#### [OBJECTIVE]
How many lines of the data include the string "External"? State the number and nothing else.

Stored data
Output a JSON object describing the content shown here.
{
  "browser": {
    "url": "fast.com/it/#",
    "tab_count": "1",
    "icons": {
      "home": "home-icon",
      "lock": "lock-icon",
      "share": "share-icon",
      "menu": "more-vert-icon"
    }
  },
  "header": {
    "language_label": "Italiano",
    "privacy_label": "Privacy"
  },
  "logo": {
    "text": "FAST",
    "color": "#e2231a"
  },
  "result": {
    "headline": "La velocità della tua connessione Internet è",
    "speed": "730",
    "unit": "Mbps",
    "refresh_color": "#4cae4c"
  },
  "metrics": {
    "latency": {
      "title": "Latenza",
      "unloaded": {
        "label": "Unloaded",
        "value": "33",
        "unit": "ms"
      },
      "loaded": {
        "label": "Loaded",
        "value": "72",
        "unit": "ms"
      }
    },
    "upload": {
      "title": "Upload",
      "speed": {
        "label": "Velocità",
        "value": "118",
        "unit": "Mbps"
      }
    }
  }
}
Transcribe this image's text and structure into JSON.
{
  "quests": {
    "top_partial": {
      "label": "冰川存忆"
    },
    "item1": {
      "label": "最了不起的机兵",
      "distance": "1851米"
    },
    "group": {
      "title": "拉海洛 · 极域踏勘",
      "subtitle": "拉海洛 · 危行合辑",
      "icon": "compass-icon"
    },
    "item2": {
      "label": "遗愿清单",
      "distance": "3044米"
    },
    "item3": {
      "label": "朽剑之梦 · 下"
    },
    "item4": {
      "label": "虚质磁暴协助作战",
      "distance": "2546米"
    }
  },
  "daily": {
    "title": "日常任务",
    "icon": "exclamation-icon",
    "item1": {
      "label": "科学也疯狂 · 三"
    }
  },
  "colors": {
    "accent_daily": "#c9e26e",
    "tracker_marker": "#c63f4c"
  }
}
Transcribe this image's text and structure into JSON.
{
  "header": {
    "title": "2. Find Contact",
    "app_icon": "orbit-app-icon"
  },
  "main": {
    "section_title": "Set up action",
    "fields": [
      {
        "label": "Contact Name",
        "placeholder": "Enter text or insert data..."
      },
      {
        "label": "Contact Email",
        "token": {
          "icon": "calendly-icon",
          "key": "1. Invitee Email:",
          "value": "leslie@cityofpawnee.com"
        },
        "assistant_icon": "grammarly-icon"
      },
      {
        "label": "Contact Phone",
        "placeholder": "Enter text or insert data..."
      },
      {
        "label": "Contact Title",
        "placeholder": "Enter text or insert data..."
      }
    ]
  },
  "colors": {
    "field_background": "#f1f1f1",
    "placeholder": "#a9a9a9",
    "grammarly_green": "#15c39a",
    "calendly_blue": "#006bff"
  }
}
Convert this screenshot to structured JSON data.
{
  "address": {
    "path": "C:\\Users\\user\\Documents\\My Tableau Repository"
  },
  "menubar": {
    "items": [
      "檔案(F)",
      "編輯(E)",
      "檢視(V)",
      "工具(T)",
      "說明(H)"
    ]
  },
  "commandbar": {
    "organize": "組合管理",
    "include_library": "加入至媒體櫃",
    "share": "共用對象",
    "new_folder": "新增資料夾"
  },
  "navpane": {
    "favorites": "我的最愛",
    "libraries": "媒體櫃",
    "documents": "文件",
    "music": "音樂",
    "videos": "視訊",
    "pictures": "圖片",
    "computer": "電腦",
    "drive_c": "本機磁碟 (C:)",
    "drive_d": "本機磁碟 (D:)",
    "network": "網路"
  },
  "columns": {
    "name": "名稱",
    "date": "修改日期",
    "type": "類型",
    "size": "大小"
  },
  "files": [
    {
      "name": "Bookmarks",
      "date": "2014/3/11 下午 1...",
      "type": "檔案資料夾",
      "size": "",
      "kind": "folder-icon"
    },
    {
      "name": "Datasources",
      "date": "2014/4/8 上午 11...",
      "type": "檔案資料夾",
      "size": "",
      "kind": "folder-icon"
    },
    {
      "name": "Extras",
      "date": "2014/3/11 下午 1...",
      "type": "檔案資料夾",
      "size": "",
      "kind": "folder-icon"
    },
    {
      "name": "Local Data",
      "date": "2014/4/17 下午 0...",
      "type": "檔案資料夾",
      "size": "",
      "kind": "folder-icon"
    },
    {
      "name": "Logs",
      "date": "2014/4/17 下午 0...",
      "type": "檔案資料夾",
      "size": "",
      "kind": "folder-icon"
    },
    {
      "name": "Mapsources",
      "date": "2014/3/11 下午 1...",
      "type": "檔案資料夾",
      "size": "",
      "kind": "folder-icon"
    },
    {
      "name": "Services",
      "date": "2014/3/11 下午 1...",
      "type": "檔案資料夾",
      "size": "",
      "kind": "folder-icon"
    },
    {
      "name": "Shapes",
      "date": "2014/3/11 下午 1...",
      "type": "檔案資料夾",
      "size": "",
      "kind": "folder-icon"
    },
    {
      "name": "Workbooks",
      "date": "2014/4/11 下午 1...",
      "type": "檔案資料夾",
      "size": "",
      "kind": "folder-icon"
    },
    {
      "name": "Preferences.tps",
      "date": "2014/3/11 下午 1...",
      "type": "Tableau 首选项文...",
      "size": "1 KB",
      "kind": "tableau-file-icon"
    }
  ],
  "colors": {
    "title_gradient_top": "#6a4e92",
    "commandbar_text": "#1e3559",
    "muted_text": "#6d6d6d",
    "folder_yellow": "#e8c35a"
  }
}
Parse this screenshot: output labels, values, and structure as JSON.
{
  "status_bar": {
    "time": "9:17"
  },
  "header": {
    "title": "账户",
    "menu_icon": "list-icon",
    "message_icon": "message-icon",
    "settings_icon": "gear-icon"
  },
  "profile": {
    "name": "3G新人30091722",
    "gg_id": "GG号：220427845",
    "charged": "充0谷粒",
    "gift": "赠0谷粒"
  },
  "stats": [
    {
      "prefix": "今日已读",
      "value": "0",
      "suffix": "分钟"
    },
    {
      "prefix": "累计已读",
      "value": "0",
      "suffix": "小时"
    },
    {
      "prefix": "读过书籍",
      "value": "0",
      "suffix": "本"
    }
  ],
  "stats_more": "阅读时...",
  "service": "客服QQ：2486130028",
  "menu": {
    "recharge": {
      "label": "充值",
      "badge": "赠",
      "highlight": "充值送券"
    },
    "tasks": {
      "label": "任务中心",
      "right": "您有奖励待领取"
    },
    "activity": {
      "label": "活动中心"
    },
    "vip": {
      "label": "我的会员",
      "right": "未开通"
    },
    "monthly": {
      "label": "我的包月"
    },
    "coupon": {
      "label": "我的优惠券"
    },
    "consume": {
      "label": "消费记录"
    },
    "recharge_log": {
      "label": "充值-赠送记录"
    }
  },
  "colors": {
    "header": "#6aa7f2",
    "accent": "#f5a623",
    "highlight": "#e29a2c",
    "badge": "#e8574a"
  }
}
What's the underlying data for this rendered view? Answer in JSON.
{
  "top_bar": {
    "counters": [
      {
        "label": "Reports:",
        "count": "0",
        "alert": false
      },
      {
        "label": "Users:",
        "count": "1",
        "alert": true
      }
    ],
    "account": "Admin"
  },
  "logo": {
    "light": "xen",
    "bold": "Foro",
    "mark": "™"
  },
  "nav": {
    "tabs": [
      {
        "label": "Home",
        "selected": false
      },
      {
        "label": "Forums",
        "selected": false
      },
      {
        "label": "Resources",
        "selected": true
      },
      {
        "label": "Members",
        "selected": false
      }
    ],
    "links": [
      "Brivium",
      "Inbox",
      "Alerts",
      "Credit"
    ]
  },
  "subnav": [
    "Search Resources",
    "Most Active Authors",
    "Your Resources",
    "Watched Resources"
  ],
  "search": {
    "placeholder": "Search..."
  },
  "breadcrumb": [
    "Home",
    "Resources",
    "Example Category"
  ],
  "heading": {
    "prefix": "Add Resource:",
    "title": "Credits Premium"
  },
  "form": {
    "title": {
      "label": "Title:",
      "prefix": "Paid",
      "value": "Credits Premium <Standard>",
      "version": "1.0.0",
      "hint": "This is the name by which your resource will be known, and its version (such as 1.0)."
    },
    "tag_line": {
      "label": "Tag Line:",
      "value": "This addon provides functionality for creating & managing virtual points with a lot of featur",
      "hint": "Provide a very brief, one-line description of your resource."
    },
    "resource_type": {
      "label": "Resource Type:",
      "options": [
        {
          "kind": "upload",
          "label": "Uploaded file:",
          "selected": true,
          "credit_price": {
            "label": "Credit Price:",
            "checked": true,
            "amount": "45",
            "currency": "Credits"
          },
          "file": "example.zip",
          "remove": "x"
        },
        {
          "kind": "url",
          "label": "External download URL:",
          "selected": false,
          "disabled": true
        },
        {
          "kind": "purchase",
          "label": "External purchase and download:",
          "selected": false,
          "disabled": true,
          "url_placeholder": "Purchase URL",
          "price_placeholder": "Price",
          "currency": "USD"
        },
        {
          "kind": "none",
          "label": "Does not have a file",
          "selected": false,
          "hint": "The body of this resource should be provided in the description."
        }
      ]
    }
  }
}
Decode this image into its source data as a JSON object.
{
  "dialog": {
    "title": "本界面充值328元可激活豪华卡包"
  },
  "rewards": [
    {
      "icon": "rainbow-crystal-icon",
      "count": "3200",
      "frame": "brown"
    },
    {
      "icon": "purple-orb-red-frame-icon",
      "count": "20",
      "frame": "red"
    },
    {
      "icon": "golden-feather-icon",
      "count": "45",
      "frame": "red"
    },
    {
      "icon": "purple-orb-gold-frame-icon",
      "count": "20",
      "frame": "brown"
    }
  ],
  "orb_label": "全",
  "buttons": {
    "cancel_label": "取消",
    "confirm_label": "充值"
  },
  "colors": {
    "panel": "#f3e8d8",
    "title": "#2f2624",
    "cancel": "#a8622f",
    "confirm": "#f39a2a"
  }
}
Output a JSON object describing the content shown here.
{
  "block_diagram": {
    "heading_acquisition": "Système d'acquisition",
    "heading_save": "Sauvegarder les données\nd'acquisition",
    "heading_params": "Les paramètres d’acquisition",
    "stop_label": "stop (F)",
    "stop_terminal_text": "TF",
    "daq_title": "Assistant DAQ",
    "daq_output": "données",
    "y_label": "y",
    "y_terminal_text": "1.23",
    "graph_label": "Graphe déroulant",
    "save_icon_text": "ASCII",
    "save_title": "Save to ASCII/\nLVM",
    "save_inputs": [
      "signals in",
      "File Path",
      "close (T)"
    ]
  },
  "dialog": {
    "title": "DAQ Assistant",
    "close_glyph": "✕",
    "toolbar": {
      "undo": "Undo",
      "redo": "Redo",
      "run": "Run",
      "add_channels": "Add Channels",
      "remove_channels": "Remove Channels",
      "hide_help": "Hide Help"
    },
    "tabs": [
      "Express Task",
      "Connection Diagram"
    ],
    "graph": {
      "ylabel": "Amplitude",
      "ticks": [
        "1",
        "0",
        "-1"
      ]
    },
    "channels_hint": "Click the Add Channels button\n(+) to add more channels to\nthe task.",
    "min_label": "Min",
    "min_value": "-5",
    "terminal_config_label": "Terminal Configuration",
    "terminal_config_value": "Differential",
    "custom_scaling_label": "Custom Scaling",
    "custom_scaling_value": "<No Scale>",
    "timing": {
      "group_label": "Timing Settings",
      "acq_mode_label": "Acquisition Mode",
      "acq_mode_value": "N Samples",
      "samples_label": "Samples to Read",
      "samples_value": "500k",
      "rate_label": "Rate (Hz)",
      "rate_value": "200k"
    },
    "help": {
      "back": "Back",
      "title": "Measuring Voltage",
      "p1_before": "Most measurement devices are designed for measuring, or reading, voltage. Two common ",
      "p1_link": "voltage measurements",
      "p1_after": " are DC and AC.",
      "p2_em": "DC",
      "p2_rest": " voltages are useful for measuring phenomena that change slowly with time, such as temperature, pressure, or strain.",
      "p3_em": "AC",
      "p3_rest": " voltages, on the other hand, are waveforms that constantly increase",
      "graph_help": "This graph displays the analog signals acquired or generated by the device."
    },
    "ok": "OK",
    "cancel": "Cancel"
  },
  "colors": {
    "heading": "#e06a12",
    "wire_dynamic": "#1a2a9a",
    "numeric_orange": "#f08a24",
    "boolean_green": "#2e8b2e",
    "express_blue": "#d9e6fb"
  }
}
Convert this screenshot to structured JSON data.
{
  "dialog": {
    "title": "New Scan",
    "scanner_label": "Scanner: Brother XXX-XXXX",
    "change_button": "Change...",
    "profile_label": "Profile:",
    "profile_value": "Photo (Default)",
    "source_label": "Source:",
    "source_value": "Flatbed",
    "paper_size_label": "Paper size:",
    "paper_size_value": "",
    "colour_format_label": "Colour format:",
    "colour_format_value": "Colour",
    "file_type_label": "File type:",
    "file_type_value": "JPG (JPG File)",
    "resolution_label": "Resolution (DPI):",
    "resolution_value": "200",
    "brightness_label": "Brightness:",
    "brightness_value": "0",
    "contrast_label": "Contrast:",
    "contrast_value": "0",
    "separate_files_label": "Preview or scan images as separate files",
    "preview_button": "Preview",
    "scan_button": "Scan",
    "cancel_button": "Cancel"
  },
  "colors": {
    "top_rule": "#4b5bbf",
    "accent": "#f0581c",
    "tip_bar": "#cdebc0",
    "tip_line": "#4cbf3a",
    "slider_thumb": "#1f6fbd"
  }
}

#### [THE REPLY]
2